# WHAT YOU HAVE TO DO
Select, from the material below, each line with "Blondin" in it.

# INPUT ROWS
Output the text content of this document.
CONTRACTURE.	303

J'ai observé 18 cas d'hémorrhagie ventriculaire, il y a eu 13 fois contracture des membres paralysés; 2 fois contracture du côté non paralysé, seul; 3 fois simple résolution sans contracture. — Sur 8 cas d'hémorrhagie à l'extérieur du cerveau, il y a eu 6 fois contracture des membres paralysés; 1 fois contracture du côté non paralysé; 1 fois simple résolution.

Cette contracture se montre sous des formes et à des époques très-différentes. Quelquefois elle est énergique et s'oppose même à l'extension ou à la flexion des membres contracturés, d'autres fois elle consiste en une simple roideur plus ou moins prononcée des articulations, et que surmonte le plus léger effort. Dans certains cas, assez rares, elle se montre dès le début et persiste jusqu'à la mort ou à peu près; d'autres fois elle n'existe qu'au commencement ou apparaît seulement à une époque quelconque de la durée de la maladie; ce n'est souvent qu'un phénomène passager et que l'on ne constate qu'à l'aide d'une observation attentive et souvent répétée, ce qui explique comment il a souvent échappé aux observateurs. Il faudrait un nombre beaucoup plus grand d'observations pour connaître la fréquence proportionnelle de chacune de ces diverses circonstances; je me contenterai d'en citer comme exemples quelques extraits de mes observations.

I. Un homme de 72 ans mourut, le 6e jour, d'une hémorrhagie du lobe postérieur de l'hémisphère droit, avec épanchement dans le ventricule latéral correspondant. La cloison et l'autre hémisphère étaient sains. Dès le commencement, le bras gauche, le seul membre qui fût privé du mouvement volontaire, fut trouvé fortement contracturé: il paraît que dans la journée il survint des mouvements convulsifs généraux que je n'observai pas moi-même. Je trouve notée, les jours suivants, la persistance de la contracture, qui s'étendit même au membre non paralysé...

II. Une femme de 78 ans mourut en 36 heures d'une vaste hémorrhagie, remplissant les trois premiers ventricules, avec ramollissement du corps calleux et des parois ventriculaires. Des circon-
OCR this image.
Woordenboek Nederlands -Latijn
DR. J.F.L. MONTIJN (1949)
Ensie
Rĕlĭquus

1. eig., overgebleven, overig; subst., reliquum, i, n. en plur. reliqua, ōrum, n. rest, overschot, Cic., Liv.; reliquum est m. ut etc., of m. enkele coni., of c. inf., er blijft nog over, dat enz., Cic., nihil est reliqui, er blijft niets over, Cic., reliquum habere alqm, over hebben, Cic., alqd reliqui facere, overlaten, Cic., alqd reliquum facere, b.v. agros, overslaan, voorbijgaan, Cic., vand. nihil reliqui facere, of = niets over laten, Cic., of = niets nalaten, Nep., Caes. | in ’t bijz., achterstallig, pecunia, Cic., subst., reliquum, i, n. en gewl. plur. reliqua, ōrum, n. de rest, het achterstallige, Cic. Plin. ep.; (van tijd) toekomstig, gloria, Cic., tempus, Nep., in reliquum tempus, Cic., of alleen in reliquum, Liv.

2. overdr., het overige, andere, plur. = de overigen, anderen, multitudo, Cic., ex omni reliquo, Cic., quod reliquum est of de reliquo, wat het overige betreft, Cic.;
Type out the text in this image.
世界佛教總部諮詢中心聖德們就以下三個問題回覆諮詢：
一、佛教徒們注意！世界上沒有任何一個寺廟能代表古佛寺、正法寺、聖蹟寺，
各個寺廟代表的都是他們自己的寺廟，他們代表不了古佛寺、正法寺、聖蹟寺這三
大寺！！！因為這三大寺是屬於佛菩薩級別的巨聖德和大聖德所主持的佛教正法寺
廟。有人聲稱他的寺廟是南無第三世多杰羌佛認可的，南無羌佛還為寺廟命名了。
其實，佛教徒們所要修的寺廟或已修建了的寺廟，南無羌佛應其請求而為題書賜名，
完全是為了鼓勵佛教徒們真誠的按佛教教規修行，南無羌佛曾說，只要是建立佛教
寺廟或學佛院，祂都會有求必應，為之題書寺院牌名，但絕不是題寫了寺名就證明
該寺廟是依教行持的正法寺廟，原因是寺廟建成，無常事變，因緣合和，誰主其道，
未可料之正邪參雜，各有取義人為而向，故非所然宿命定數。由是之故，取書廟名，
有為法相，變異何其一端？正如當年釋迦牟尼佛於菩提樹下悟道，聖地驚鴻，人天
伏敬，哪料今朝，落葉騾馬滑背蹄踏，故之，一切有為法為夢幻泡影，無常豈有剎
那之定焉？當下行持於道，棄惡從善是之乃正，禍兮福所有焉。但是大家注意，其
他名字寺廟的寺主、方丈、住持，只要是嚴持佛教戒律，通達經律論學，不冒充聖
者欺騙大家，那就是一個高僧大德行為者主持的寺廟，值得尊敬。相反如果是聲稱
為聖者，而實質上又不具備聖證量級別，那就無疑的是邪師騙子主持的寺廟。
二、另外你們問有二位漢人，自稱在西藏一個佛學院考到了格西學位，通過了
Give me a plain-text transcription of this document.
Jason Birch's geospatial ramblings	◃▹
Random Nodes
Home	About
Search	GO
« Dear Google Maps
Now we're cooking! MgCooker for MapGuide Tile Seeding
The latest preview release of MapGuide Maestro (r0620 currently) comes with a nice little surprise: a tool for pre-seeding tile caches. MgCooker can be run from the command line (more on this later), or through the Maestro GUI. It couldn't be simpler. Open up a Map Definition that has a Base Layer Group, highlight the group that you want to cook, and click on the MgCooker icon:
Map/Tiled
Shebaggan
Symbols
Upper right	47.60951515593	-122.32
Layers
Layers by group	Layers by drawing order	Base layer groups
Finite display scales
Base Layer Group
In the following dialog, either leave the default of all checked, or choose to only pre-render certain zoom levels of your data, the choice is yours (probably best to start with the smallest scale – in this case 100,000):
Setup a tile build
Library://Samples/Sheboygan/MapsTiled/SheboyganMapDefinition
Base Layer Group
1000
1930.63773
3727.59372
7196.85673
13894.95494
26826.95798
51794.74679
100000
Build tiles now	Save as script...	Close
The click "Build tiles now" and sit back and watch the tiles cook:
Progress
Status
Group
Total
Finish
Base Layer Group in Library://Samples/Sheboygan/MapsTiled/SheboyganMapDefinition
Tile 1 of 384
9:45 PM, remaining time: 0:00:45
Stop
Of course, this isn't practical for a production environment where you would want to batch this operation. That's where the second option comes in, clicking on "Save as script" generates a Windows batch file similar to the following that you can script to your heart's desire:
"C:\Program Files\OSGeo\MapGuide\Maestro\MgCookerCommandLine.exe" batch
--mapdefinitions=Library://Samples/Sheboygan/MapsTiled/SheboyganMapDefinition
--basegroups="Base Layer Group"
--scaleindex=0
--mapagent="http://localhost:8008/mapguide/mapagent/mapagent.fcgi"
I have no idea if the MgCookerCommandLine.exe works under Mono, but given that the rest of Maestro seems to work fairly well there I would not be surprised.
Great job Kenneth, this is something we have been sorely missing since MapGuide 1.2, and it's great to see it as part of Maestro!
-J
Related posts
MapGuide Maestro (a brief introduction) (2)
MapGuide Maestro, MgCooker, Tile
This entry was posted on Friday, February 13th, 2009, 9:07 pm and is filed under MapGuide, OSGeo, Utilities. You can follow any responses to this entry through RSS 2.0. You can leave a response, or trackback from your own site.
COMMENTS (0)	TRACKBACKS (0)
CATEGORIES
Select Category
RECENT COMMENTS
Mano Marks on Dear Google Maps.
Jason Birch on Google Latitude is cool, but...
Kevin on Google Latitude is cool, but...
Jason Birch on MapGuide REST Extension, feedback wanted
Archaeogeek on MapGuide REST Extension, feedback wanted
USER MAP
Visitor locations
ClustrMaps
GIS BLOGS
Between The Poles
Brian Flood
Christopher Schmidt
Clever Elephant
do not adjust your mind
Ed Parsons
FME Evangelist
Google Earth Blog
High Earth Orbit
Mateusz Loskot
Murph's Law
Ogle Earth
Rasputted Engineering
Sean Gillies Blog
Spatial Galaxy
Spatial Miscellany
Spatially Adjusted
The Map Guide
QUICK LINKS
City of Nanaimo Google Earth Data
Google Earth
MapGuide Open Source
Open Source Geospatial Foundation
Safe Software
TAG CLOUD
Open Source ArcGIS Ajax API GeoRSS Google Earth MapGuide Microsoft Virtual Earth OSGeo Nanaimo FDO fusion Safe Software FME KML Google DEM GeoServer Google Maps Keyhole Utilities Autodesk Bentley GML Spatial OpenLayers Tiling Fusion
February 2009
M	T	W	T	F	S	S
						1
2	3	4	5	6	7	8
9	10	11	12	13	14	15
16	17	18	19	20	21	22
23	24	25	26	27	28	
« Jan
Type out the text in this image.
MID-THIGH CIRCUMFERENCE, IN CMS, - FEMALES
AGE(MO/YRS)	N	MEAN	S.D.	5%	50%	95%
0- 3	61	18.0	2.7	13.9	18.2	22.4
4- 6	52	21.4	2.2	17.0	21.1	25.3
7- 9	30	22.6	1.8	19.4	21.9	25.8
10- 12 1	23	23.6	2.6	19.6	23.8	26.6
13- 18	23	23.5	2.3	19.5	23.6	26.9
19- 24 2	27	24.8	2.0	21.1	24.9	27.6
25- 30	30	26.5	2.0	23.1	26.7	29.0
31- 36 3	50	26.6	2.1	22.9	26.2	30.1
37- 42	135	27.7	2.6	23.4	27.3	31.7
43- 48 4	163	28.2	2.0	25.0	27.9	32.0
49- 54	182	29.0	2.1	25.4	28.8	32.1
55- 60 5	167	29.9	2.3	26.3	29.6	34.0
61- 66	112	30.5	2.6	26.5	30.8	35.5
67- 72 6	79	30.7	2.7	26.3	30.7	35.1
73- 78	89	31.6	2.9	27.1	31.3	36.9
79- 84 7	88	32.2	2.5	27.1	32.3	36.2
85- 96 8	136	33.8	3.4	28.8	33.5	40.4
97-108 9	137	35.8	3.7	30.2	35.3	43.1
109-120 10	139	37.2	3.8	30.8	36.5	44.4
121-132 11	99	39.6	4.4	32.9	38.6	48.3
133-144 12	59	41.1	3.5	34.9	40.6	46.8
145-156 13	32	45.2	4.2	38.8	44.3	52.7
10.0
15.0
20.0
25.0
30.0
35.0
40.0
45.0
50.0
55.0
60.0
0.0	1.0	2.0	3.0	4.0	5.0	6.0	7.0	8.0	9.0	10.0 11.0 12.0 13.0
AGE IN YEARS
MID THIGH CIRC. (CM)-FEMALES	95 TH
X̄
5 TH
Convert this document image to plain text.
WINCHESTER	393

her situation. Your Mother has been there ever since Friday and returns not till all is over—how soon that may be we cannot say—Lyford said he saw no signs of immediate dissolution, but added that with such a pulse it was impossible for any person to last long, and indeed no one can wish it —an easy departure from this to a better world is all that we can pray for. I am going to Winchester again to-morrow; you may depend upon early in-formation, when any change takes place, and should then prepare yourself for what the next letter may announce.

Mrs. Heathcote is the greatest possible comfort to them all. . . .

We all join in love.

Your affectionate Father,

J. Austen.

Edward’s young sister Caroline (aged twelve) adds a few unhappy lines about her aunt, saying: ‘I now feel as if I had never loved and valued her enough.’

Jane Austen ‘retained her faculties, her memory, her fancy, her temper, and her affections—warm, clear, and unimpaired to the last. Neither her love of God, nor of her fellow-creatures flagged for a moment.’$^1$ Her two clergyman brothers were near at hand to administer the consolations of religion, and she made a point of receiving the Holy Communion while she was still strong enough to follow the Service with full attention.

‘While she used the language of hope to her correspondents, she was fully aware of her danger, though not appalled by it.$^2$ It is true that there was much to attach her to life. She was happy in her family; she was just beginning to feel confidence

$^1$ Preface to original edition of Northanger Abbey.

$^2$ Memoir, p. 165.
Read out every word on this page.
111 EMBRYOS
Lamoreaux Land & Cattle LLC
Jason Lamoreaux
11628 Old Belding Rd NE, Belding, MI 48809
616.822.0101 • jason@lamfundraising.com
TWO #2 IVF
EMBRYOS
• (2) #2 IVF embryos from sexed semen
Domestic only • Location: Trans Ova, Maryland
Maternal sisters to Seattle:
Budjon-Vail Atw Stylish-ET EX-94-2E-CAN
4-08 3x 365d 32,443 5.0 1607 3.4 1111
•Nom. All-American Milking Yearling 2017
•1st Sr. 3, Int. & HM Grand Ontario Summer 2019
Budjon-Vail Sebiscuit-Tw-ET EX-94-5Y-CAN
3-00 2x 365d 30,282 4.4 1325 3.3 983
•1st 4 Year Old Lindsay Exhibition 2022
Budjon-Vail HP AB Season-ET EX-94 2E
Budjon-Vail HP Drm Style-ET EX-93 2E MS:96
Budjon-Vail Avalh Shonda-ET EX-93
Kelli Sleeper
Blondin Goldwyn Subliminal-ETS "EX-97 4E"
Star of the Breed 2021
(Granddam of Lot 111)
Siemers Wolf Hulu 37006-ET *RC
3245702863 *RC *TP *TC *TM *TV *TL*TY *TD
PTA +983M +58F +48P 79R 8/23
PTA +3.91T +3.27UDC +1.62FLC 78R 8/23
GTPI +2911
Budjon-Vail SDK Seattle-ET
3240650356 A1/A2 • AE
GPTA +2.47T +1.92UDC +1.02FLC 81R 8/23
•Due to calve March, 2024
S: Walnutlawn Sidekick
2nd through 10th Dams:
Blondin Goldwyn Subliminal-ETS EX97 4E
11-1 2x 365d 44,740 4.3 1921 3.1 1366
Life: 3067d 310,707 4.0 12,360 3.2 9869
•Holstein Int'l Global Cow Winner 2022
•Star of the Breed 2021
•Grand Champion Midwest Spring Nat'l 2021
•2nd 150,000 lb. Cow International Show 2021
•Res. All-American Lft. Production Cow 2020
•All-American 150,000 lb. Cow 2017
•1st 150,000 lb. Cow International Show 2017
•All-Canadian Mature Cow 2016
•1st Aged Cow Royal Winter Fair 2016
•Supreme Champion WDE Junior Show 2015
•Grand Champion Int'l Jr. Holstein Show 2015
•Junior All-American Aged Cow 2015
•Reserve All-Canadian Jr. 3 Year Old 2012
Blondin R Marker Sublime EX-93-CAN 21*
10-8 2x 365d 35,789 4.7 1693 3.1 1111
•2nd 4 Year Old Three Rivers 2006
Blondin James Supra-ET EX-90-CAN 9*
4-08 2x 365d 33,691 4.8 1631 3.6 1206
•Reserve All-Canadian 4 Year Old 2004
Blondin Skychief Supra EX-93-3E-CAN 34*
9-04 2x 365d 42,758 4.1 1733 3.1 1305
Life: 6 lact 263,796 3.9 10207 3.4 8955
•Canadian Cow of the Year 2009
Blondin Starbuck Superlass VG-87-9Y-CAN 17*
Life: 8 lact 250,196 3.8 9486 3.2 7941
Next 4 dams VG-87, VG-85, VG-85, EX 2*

# FINAL RESULT
Blondin Goldwyn Subliminal-ETS "EX-97 4E"
Blondin Goldwyn Subliminal-ETS EX97 4E
Blondin R Marker Sublime EX-93-CAN 21*
Blondin James Supra-ET EX-90-CAN 9*
Blondin Skychief Supra EX-93-3E-CAN 34*
Blondin Starbuck Superlass VG-87-9Y-CAN 17*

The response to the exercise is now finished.